GOAL:
Under this task are some entries; return every one of them exactly.

++++ DATASET ++++

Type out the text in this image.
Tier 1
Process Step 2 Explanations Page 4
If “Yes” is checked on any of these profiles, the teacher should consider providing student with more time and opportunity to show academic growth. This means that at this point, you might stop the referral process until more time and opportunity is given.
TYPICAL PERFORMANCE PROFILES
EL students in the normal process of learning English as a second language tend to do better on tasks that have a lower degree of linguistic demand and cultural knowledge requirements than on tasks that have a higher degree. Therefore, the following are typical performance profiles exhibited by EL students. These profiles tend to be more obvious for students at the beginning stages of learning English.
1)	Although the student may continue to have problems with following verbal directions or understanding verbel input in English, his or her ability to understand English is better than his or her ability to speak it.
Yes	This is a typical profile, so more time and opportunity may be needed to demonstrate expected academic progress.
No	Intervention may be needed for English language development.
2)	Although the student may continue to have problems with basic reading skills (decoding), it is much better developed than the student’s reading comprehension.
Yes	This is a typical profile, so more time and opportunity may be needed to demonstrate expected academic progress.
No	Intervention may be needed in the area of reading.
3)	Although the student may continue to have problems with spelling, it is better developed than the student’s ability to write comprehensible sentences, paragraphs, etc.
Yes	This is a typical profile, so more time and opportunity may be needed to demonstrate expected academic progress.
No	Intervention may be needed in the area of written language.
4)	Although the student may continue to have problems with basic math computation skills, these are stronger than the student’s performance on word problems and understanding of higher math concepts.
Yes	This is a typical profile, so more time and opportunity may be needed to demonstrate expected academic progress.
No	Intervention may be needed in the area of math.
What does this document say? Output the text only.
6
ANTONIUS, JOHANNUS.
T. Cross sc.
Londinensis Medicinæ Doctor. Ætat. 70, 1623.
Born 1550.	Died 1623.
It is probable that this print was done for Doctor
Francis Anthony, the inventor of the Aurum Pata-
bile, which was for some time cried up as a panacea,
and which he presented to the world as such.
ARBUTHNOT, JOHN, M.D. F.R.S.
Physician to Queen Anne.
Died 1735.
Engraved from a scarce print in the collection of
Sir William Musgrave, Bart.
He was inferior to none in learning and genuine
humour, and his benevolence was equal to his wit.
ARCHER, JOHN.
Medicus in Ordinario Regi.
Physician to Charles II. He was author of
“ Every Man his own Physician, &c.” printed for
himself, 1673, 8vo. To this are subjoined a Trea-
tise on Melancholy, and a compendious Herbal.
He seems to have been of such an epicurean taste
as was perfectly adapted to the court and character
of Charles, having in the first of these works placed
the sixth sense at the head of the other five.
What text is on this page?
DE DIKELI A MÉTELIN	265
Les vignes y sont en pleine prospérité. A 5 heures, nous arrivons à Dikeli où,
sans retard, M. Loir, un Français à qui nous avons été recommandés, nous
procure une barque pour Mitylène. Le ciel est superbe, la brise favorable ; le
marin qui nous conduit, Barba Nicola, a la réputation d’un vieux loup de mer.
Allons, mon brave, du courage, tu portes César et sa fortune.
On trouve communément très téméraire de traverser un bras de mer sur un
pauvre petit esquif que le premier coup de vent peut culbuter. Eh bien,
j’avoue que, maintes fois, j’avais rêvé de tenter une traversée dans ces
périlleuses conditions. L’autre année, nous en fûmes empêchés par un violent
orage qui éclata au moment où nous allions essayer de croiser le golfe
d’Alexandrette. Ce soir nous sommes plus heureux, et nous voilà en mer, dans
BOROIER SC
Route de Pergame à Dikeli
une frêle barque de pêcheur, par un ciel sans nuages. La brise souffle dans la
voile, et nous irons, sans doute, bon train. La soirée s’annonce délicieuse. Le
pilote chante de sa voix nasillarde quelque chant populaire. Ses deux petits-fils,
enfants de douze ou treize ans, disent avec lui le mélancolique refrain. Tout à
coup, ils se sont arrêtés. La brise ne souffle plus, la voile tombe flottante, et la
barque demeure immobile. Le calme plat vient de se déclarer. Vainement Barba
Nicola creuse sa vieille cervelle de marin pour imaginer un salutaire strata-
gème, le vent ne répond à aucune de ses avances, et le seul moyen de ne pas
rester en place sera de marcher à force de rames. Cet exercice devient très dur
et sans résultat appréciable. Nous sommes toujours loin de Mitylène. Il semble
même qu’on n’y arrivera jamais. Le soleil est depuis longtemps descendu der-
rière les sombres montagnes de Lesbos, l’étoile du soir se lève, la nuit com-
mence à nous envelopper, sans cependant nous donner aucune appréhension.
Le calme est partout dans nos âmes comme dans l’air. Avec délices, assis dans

++++

ANSWER TO THE TASK:
Type out the text in this image.
Tier 1
Process Step 2 Explanations Page 4
If “Yes” is checked on any of these profiles, the teacher should consider providing student with more time and opportunity to show academic growth. This means that at this point, you might stop the referral process until more time and opportunity is given.
TYPICAL PERFORMANCE PROFILES
EL students in the normal process of learning English as a second language tend to do better on tasks that have a lower degree of linguistic demand and cultural knowledge requirements than on tasks that have a higher degree. Therefore, the following are typical performance profiles exhibited by EL students. These profiles tend to be more obvious for students at the beginning stages of learning English.
1)	Although the student may continue to have problems with following verbal directions or understanding verbel input in English, his or her ability to understand English is better than his or her ability to speak it.
Yes	This is a typical profile, so more time and opportunity may be needed to demonstrate expected academic progress.
No	Intervention may be needed for English language development.
2)	Although the student may continue to have problems with basic reading skills (decoding), it is much better developed than the student’s reading comprehension.
Yes	This is a typical profile, so more time and opportunity may be needed to demonstrate expected academic progress.
No	Intervention may be needed in the area of reading.
3)	Although the student may continue to have problems with spelling, it is better developed than the student’s ability to write comprehensible sentences, paragraphs, etc.
Yes	This is a typical profile, so more time and opportunity may be needed to demonstrate expected academic progress.
No	Intervention may be needed in the area of written language.
4)	Although the student may continue to have problems with basic math computation skills, these are stronger than the student’s performance on word problems and understanding of higher math concepts.
Yes	This is a typical profile, so more time and opportunity may be needed to demonstrate expected academic progress.
No	Intervention may be needed in the area of math.
What does this document say? Output the text only.
6
ANTONIUS, JOHANNUS.
T. Cross sc.
Londinensis Medicinæ Doctor. Ætat. 70, 1623.
Born 1550.	Died 1623.
It is probable that this print was done for Doctor
Francis Anthony, the inventor of the Aurum Pata-
bile, which was for some time cried up as a panacea,
and which he presented to the world as such.
ARBUTHNOT, JOHN, M.D. F.R.S.
Physician to Queen Anne.
Died 1735.
Engraved from a scarce print in the collection of
Sir William Musgrave, Bart.
He was inferior to none in learning and genuine
humour, and his benevolence was equal to his wit.
ARCHER, JOHN.
Medicus in Ordinario Regi.
Physician to Charles II. He was author of
“ Every Man his own Physician, &c.” printed for
himself, 1673, 8vo. To this are subjoined a Trea-
tise on Melancholy, and a compendious Herbal.
He seems to have been of such an epicurean taste
as was perfectly adapted to the court and character
of Charles, having in the first of these works placed
the sixth sense at the head of the other five.
What text is on this page?
DE DIKELI A MÉTELIN	265
Les vignes y sont en pleine prospérité. A 5 heures, nous arrivons à Dikeli où,
sans retard, M. Loir, un Français à qui nous avons été recommandés, nous
procure une barque pour Mitylène. Le ciel est superbe, la brise favorable ; le
marin qui nous conduit, Barba Nicola, a la réputation d’un vieux loup de mer.
Allons, mon brave, du courage, tu portes César et sa fortune.
On trouve communément très téméraire de traverser un bras de mer sur un
pauvre petit esquif que le premier coup de vent peut culbuter. Eh bien,
j’avoue que, maintes fois, j’avais rêvé de tenter une traversée dans ces
périlleuses conditions. L’autre année, nous en fûmes empêchés par un violent
orage qui éclata au moment où nous allions essayer de croiser le golfe
d’Alexandrette. Ce soir nous sommes plus heureux, et nous voilà en mer, dans
BOROIER SC
Route de Pergame à Dikeli
une frêle barque de pêcheur, par un ciel sans nuages. La brise souffle dans la
voile, et nous irons, sans doute, bon train. La soirée s’annonce délicieuse. Le
pilote chante de sa voix nasillarde quelque chant populaire. Ses deux petits-fils,
enfants de douze ou treize ans, disent avec lui le mélancolique refrain. Tout à
coup, ils se sont arrêtés. La brise ne souffle plus, la voile tombe flottante, et la
barque demeure immobile. Le calme plat vient de se déclarer. Vainement Barba
Nicola creuse sa vieille cervelle de marin pour imaginer un salutaire strata-
gème, le vent ne répond à aucune de ses avances, et le seul moyen de ne pas
rester en place sera de marcher à force de rames. Cet exercice devient très dur
et sans résultat appréciable. Nous sommes toujours loin de Mitylène. Il semble
même qu’on n’y arrivera jamais. Le soleil est depuis longtemps descendu der-
rière les sombres montagnes de Lesbos, l’étoile du soir se lève, la nuit com-
mence à nous envelopper, sans cependant nous donner aucune appréhension.
Le calme est partout dans nos âmes comme dans l’air. Avec délices, assis dans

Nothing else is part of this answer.